# THE TASK
Make an exact transcription of the material, leaving out all images.

# RECORD EXTRACTS
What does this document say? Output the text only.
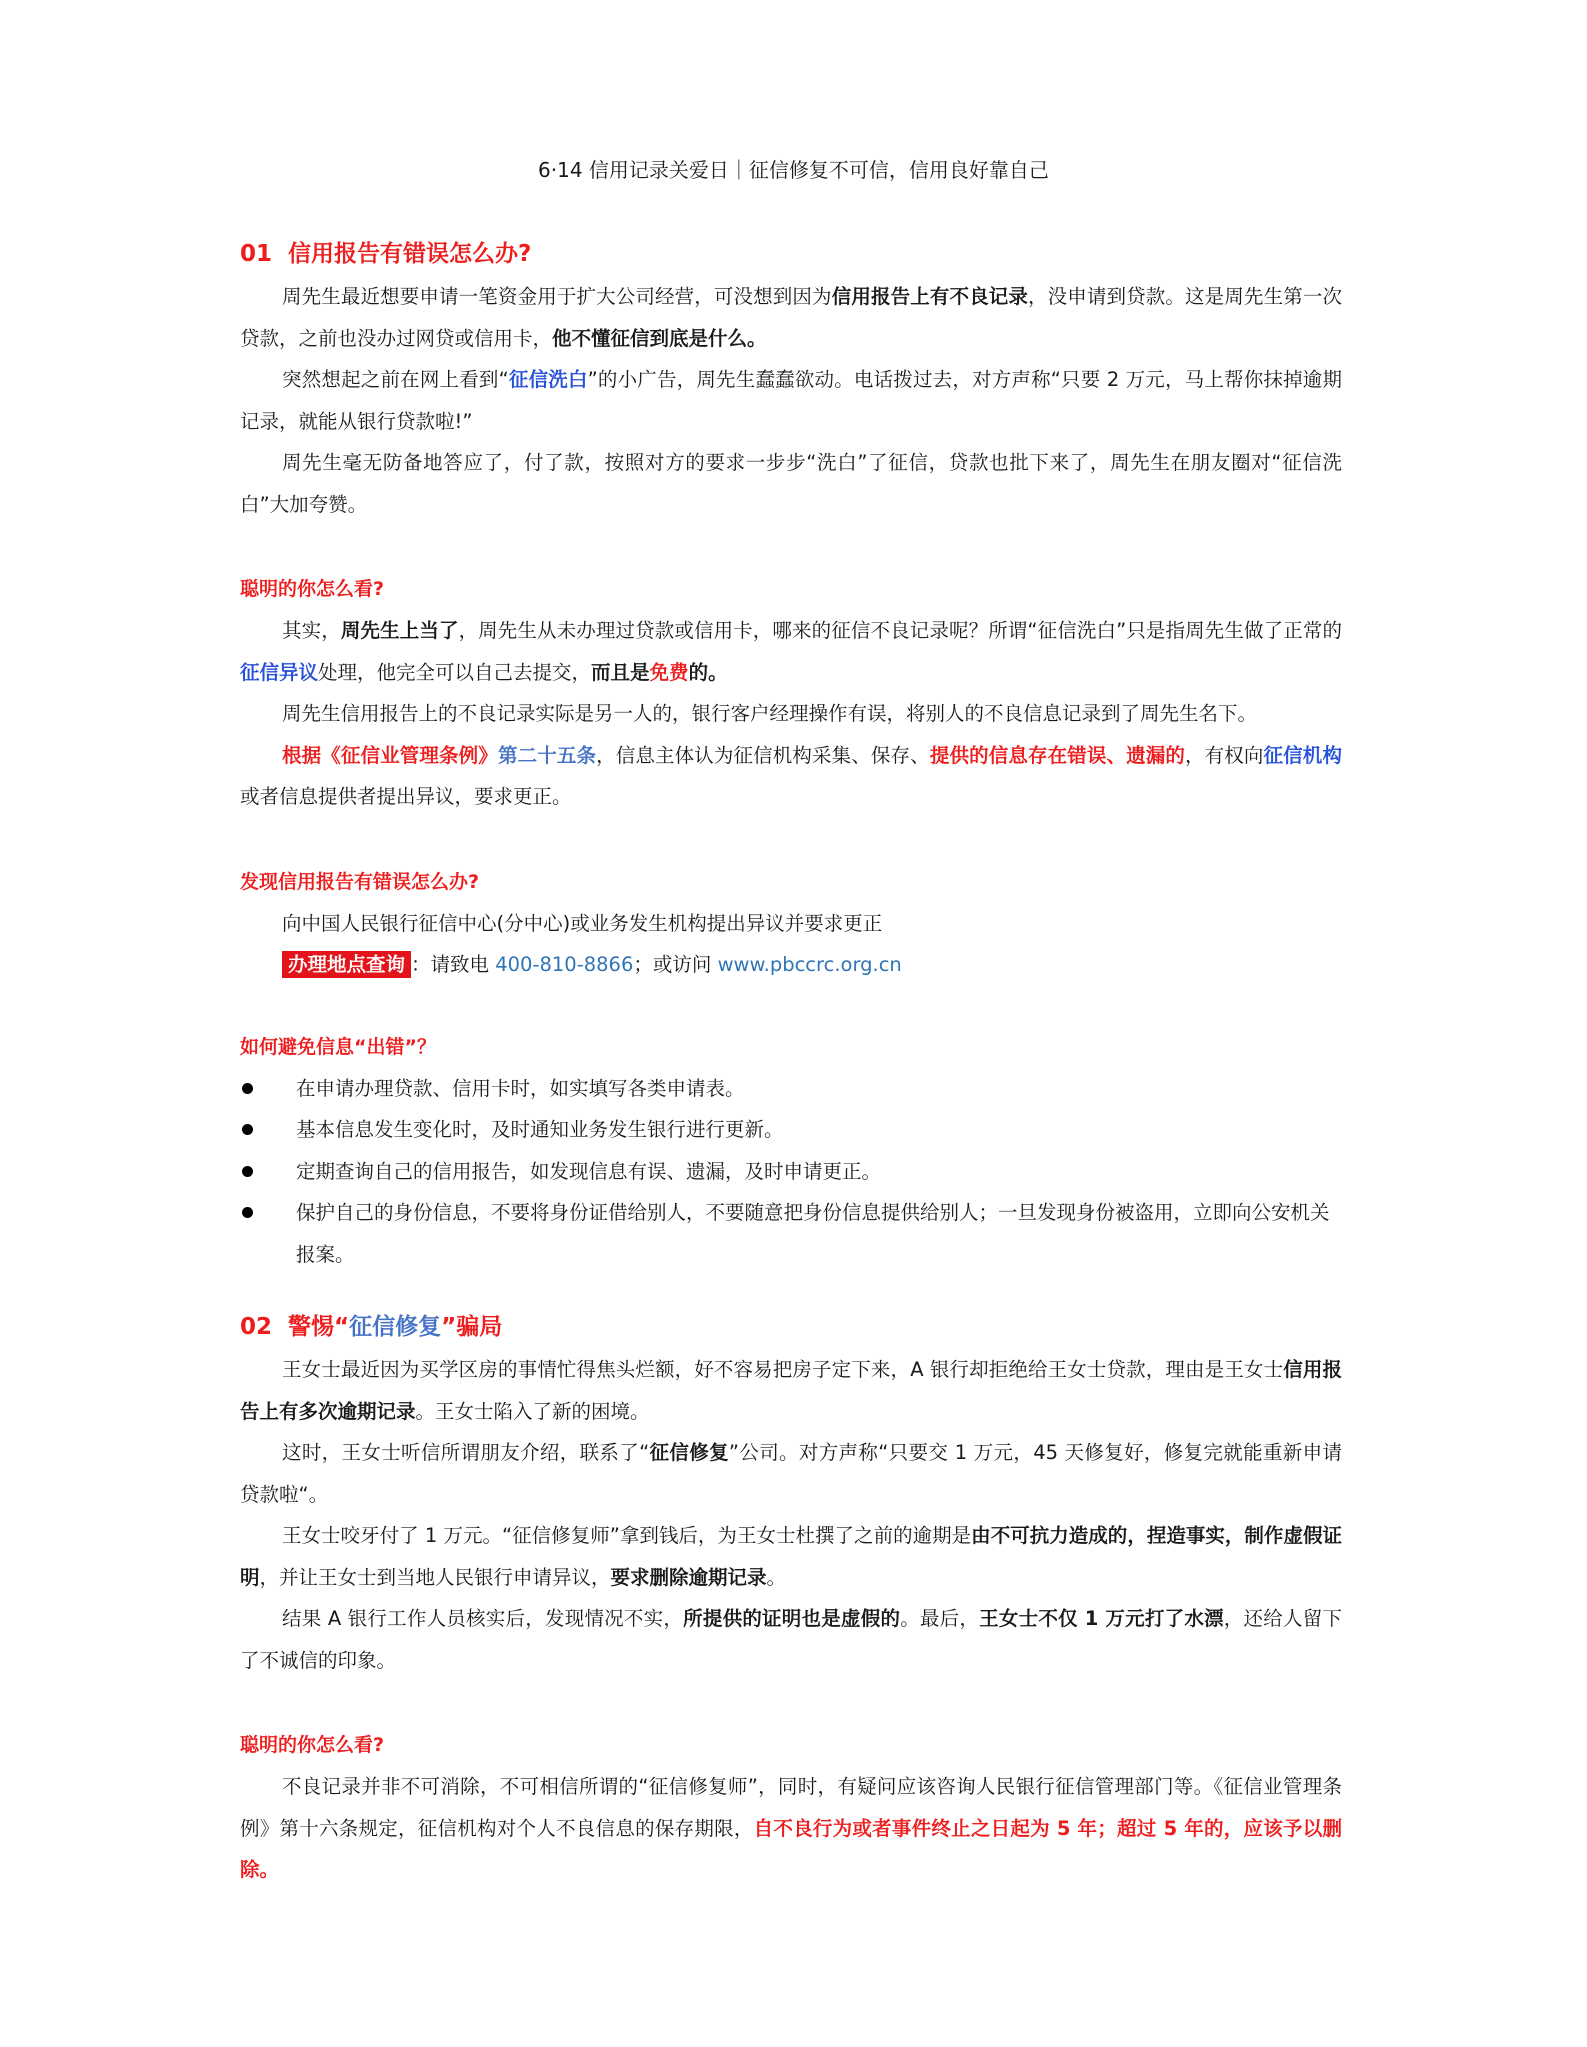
6·14 信用记录关爱日｜征信修复不可信，信用良好靠自己
01 信用报告有错误怎么办?

周先生最近想要申请一笔资金用于扩大公司经营，可没想到因为信用报告上有不良记录，没申请到贷款。这是周先生第一次贷款，之前也没办过网贷或信用卡，他不懂征信到底是什么。

突然想起之前在网上看到“征信洗白”的小广告，周先生蠢蠢欲动。电话拨过去，对方声称“只要 2 万元，马上帮你抹掉逾期记录，就能从银行贷款啦!”

周先生毫无防备地答应了，付了款，按照对方的要求一步步“洗白”了征信，贷款也批下来了，周先生在朋友圈对“征信洗白”大加夸赞。

聪明的你怎么看?

其实，周先生上当了，周先生从未办理过贷款或信用卡，哪来的征信不良记录呢？所谓“征信洗白”只是指周先生做了正常的征信异议处理，他完全可以自己去提交，而且是免费的。

周先生信用报告上的不良记录实际是另一人的，银行客户经理操作有误，将别人的不良信息记录到了周先生名下。

根据《征信业管理条例》第二十五条，信息主体认为征信机构采集、保存、提供的信息存在错误、遗漏的，有权向征信机构或者信息提供者提出异议，要求更正。

发现信用报告有错误怎么办?

向中国人民银行征信中心(分中心)或业务发生机构提出异议并要求更正

办理地点查询 ：请致电 400-810-8866；或访问 www.pbccrc.org.cn

如何避免信息“出错”？
在申请办理贷款、信用卡时，如实填写各类申请表。
基本信息发生变化时，及时通知业务发生银行进行更新。
定期查询自己的信用报告，如发现信息有误、遗漏，及时申请更正。
保护自己的身份信息，不要将身份证借给别人，不要随意把身份信息提供给别人；一旦发现身份被盗用，立即向公安机关报案。
02 警惕“征信修复”骗局

王女士最近因为买学区房的事情忙得焦头烂额，好不容易把房子定下来，A 银行却拒绝给王女士贷款，理由是王女士信用报告上有多次逾期记录。王女士陷入了新的困境。

这时，王女士听信所谓朋友介绍，联系了“征信修复”公司。对方声称“只要交 1 万元，45 天修复好，修复完就能重新申请贷款啦“。

王女士咬牙付了 1 万元。“征信修复师”拿到钱后，为王女士杜撰了之前的逾期是由不可抗力造成的，捏造事实，制作虚假证明，并让王女士到当地人民银行申请异议，要求删除逾期记录。

结果 A 银行工作人员核实后，发现情况不实，所提供的证明也是虚假的。最后，王女士不仅 1 万元打了水漂，还给人留下了不诚信的印象。

聪明的你怎么看?

不良记录并非不可消除，不可相信所谓的“征信修复师”，同时，有疑问应该咨询人民银行征信管理部门等。《征信业管理条例》第十六条规定，征信机构对个人不良信息的保存期限，自不良行为或者事件终止之日起为 5 年；超过 5 年的，应该予以删除。
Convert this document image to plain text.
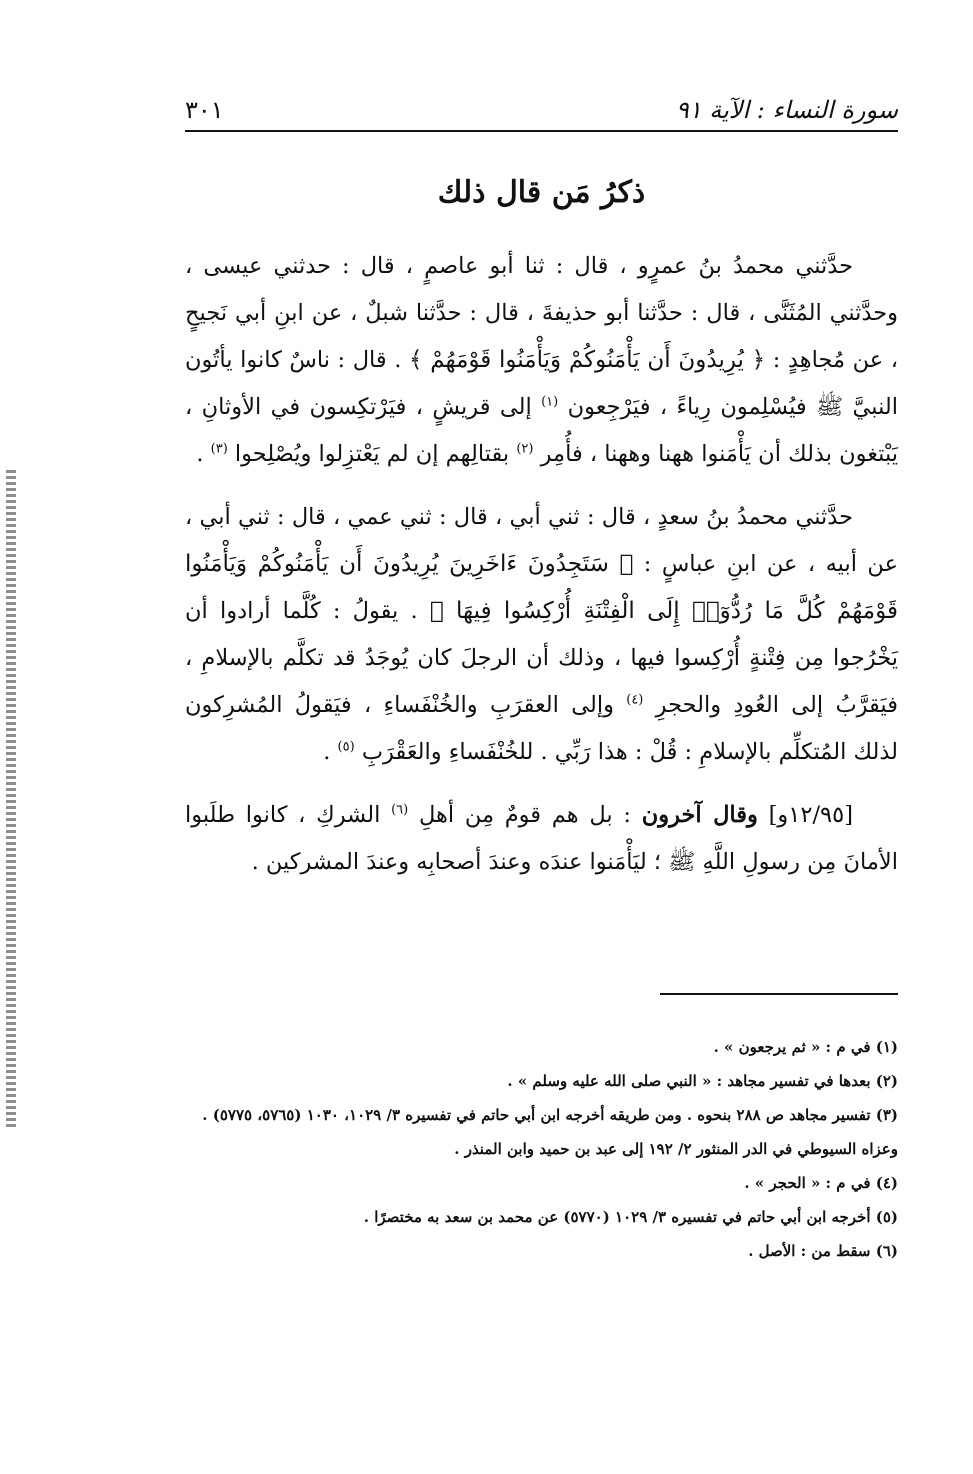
سورة النساء : الآية ٩١
٣٠١
ذكرُ مَن قال ذلك

حدَّثني محمدُ بنُ عمرٍو ، قال : ثنا أبو عاصمٍ ، قال : حدثني عيسى ، وحدَّثني المُثَنَّى ، قال : حدَّثنا أبو حذيفةَ ، قال : حدَّثنا شبلٌ ، عن ابنِ أبي نَجيحٍ ، عن مُجاهِدٍ : ﴿ يُرِيدُونَ أَن يَأْمَنُوكُمْ وَيَأْمَنُوا قَوْمَهُمْ ﴾ . قال : ناسٌ كانوا يأتُون النبيَّ ﷺ فيُسْلِمون رِياءً ، فيَرْجِعون $^{(١)}$ إلى قريشٍ ، فيَرْتكِسون في الأوثانِ ، يَبْتغون بذلك أن يَأْمَنوا ههنا وههنا ، فأُمِر $^{(٢)}$ بقتالِهم إن لم يَعْتزِلوا ويُصْلِحوا $^{(٣)}$ .

حدَّثني محمدُ بنُ سعدٍ ، قال : ثني أبي ، قال : ثني عمي ، قال : ثني أبي ، عن أبيه ، عن ابنِ عباسٍ : ﴿ سَتَجِدُونَ ءَاخَرِينَ يُرِيدُونَ أَن يَأْمَنُوكُمْ وَيَأْمَنُوا قَوْمَهُمْ كُلَّ مَا رُدُّوٓا۟ إِلَى الْفِتْنَةِ أُرْكِسُوا فِيهَا ﴾ . يقولُ : كُلَّما أرادوا أن يَخْرُجوا مِن فِتْنةٍ أُرْكِسوا فيها ، وذلك أن الرجلَ كان يُوجَدُ قد تكلَّم بالإسلامِ ، فيَقرَّبُ إلى العُودِ والحجرِ $^{(٤)}$ وإلى العقرَبِ والخُنْفَساءِ ، فيَقولُ المُشرِكون لذلك المُتكلِّم بالإسلامِ : قُلْ : هذا رَبِّي . للخُنْفَساءِ والعَقْرَبِ $^{(٥)}$ .

[١٢/٩٥و] وقال آخرون : بل هم قومٌ مِن أهلِ $^{(٦)}$ الشركِ ، كانوا طلَبوا الأمانَ مِن رسولِ اللَّهِ ﷺ ؛ ليَأْمَنوا عندَه وعندَ أصحابِه وعندَ المشركين .

(١) في م : « ثم يرجعون » .

(٢) بعدها في تفسير مجاهد : « النبي صلى الله عليه وسلم » .

(٣) تفسير مجاهد ص ٢٨٨ بنحوه . ومن طريقه أخرجه ابن أبي حاتم في تفسيره ٣/ ١٠٢٩، ١٠٣٠ (٥٧٦٥، ٥٧٧٥) . وعزاه السيوطي في الدر المنثور ٢/ ١٩٢ إلى عبد بن حميد وابن المنذر .

(٤) في م : « الحجر » .

(٥) أخرجه ابن أبي حاتم في تفسيره ٣/ ١٠٢٩ (٥٧٧٠) عن محمد بن سعد به مختصرًا .

(٦) سقط من : الأصل .
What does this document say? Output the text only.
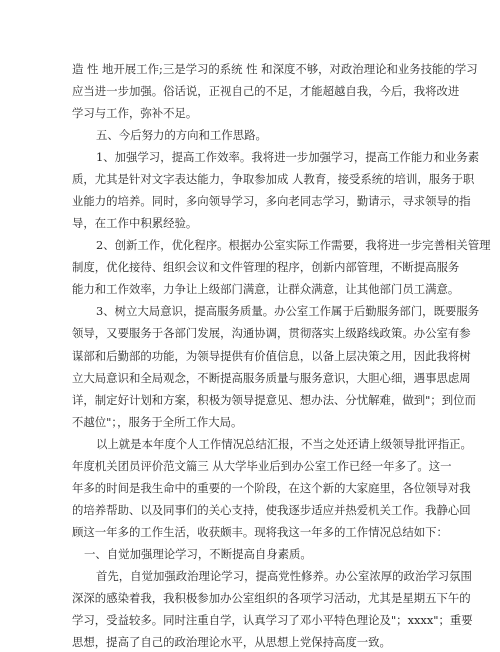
造 性 地开展工作;三是学习的系统 性 和深度不够，对政治理论和业务技能的学习
应当进一步加强。俗话说，正视自己的不足，才能超越自我，今后，我将改进
学习与工作，弥补不足。
五、今后努力的方向和工作思路。
1、加强学习，提高工作效率。我将进一步加强学习，提高工作能力和业务素
质，尤其是针对文字表达能力，争取参加成 人教育，接受系统的培训，服务于职
业能力的培养。同时，多向领导学习，多向老同志学习，勤请示，寻求领导的指
导，在工作中积累经验。
2、创新工作，优化程序。根据办公室实际工作需要，我将进一步完善相关管理
制度，优化接待、组织会议和文件管理的程序，创新内部管理，不断提高服务
能力和工作效率，力争让上级部门满意，让群众满意，让其他部门员工满意。
3、树立大局意识，提高服务质量。办公室工作属于后勤服务部门，既要服务
领导，又要服务于各部门发展，沟通协调，贯彻落实上级路线政策。办公室有参
谋部和后勤部的功能，为领导提供有价值信息，以备上层决策之用，因此我将树
立大局意识和全局观念，不断提高服务质量与服务意识，大胆心细，遇事思虑周
详，制定好计划和方案，积极为领导提意见、想办法、分忧解难，做到"；到位而
不越位"；，服务于全所工作大局。
以上就是本年度个人工作情况总结汇报，不当之处还请上级领导批评指正。
年度机关团员评价范文篇三 从大学毕业后到办公室工作已经一年多了。这一
年多的时间是我生命中的重要的一个阶段，在这个新的大家庭里，各位领导对我
的培养帮助、以及同事们的关心支持，使我逐步适应并热爱机关工作。我静心回
顾这一年多的工作生活，收获颇丰。现将我这一年多的工作情况总结如下：
一、自觉加强理论学习，不断提高自身素质。
首先，自觉加强政治理论学习，提高党性修养。办公室浓厚的政治学习氛围
深深的感染着我，我积极参加办公室组织的各项学习活动，尤其是星期五下午的
学习，受益较多。同时注重自学，认真学习了邓小平特色理论及"；xxxx"；重要
思想，提高了自己的政治理论水平，从思想上党保持高度一致。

# ANSWER TO THE PROBLEM
What does this document say? Output the text only.
6·14 信用记录关爱日｜征信修复不可信，信用良好靠自己
01 信用报告有错误怎么办?

周先生最近想要申请一笔资金用于扩大公司经营，可没想到因为信用报告上有不良记录，没申请到贷款。这是周先生第一次贷款，之前也没办过网贷或信用卡，他不懂征信到底是什么。

突然想起之前在网上看到“征信洗白”的小广告，周先生蠢蠢欲动。电话拨过去，对方声称“只要 2 万元，马上帮你抹掉逾期记录，就能从银行贷款啦!”

周先生毫无防备地答应了，付了款，按照对方的要求一步步“洗白”了征信，贷款也批下来了，周先生在朋友圈对“征信洗白”大加夸赞。

聪明的你怎么看?

其实，周先生上当了，周先生从未办理过贷款或信用卡，哪来的征信不良记录呢？所谓“征信洗白”只是指周先生做了正常的征信异议处理，他完全可以自己去提交，而且是免费的。

周先生信用报告上的不良记录实际是另一人的，银行客户经理操作有误，将别人的不良信息记录到了周先生名下。

根据《征信业管理条例》第二十五条，信息主体认为征信机构采集、保存、提供的信息存在错误、遗漏的，有权向征信机构或者信息提供者提出异议，要求更正。

发现信用报告有错误怎么办?

向中国人民银行征信中心(分中心)或业务发生机构提出异议并要求更正

办理地点查询 ：请致电 400-810-8866；或访问 www.pbccrc.org.cn

如何避免信息“出错”？
在申请办理贷款、信用卡时，如实填写各类申请表。
基本信息发生变化时，及时通知业务发生银行进行更新。
定期查询自己的信用报告，如发现信息有误、遗漏，及时申请更正。
保护自己的身份信息，不要将身份证借给别人，不要随意把身份信息提供给别人；一旦发现身份被盗用，立即向公安机关报案。
02 警惕“征信修复”骗局

王女士最近因为买学区房的事情忙得焦头烂额，好不容易把房子定下来，A 银行却拒绝给王女士贷款，理由是王女士信用报告上有多次逾期记录。王女士陷入了新的困境。

这时，王女士听信所谓朋友介绍，联系了“征信修复”公司。对方声称“只要交 1 万元，45 天修复好，修复完就能重新申请贷款啦“。

王女士咬牙付了 1 万元。“征信修复师”拿到钱后，为王女士杜撰了之前的逾期是由不可抗力造成的，捏造事实，制作虚假证明，并让王女士到当地人民银行申请异议，要求删除逾期记录。

结果 A 银行工作人员核实后，发现情况不实，所提供的证明也是虚假的。最后，王女士不仅 1 万元打了水漂，还给人留下了不诚信的印象。

聪明的你怎么看?

不良记录并非不可消除，不可相信所谓的“征信修复师”，同时，有疑问应该咨询人民银行征信管理部门等。《征信业管理条例》第十六条规定，征信机构对个人不良信息的保存期限，自不良行为或者事件终止之日起为 5 年；超过 5 年的，应该予以删除。
Convert this document image to plain text.
سورة النساء : الآية ٩١
٣٠١
ذكرُ مَن قال ذلك

حدَّثني محمدُ بنُ عمرٍو ، قال : ثنا أبو عاصمٍ ، قال : حدثني عيسى ، وحدَّثني المُثَنَّى ، قال : حدَّثنا أبو حذيفةَ ، قال : حدَّثنا شبلٌ ، عن ابنِ أبي نَجيحٍ ، عن مُجاهِدٍ : ﴿ يُرِيدُونَ أَن يَأْمَنُوكُمْ وَيَأْمَنُوا قَوْمَهُمْ ﴾ . قال : ناسٌ كانوا يأتُون النبيَّ ﷺ فيُسْلِمون رِياءً ، فيَرْجِعون $^{(١)}$ إلى قريشٍ ، فيَرْتكِسون في الأوثانِ ، يَبْتغون بذلك أن يَأْمَنوا ههنا وههنا ، فأُمِر $^{(٢)}$ بقتالِهم إن لم يَعْتزِلوا ويُصْلِحوا $^{(٣)}$ .

حدَّثني محمدُ بنُ سعدٍ ، قال : ثني أبي ، قال : ثني عمي ، قال : ثني أبي ، عن أبيه ، عن ابنِ عباسٍ : ﴿ سَتَجِدُونَ ءَاخَرِينَ يُرِيدُونَ أَن يَأْمَنُوكُمْ وَيَأْمَنُوا قَوْمَهُمْ كُلَّ مَا رُدُّوٓا۟ إِلَى الْفِتْنَةِ أُرْكِسُوا فِيهَا ﴾ . يقولُ : كُلَّما أرادوا أن يَخْرُجوا مِن فِتْنةٍ أُرْكِسوا فيها ، وذلك أن الرجلَ كان يُوجَدُ قد تكلَّم بالإسلامِ ، فيَقرَّبُ إلى العُودِ والحجرِ $^{(٤)}$ وإلى العقرَبِ والخُنْفَساءِ ، فيَقولُ المُشرِكون لذلك المُتكلِّم بالإسلامِ : قُلْ : هذا رَبِّي . للخُنْفَساءِ والعَقْرَبِ $^{(٥)}$ .

[١٢/٩٥و] وقال آخرون : بل هم قومٌ مِن أهلِ $^{(٦)}$ الشركِ ، كانوا طلَبوا الأمانَ مِن رسولِ اللَّهِ ﷺ ؛ ليَأْمَنوا عندَه وعندَ أصحابِه وعندَ المشركين .

(١) في م : « ثم يرجعون » .

(٢) بعدها في تفسير مجاهد : « النبي صلى الله عليه وسلم » .

(٣) تفسير مجاهد ص ٢٨٨ بنحوه . ومن طريقه أخرجه ابن أبي حاتم في تفسيره ٣/ ١٠٢٩، ١٠٣٠ (٥٧٦٥، ٥٧٧٥) . وعزاه السيوطي في الدر المنثور ٢/ ١٩٢ إلى عبد بن حميد وابن المنذر .

(٤) في م : « الحجر » .

(٥) أخرجه ابن أبي حاتم في تفسيره ٣/ ١٠٢٩ (٥٧٧٠) عن محمد بن سعد به مختصرًا .

(٦) سقط من : الأصل .
What does this document say? Output the text only.
造 性 地开展工作;三是学习的系统 性 和深度不够，对政治理论和业务技能的学习
应当进一步加强。俗话说，正视自己的不足，才能超越自我，今后，我将改进
学习与工作，弥补不足。
五、今后努力的方向和工作思路。
1、加强学习，提高工作效率。我将进一步加强学习，提高工作能力和业务素
质，尤其是针对文字表达能力，争取参加成 人教育，接受系统的培训，服务于职
业能力的培养。同时，多向领导学习，多向老同志学习，勤请示，寻求领导的指
导，在工作中积累经验。
2、创新工作，优化程序。根据办公室实际工作需要，我将进一步完善相关管理
制度，优化接待、组织会议和文件管理的程序，创新内部管理，不断提高服务
能力和工作效率，力争让上级部门满意，让群众满意，让其他部门员工满意。
3、树立大局意识，提高服务质量。办公室工作属于后勤服务部门，既要服务
领导，又要服务于各部门发展，沟通协调，贯彻落实上级路线政策。办公室有参
谋部和后勤部的功能，为领导提供有价值信息，以备上层决策之用，因此我将树
立大局意识和全局观念，不断提高服务质量与服务意识，大胆心细，遇事思虑周
详，制定好计划和方案，积极为领导提意见、想办法、分忧解难，做到"；到位而
不越位"；，服务于全所工作大局。
以上就是本年度个人工作情况总结汇报，不当之处还请上级领导批评指正。
年度机关团员评价范文篇三 从大学毕业后到办公室工作已经一年多了。这一
年多的时间是我生命中的重要的一个阶段，在这个新的大家庭里，各位领导对我
的培养帮助、以及同事们的关心支持，使我逐步适应并热爱机关工作。我静心回
顾这一年多的工作生活，收获颇丰。现将我这一年多的工作情况总结如下：
一、自觉加强理论学习，不断提高自身素质。
首先，自觉加强政治理论学习，提高党性修养。办公室浓厚的政治学习氛围
深深的感染着我，我积极参加办公室组织的各项学习活动，尤其是星期五下午的
学习，受益较多。同时注重自学，认真学习了邓小平特色理论及"；xxxx"；重要
思想，提高了自己的政治理论水平，从思想上党保持高度一致。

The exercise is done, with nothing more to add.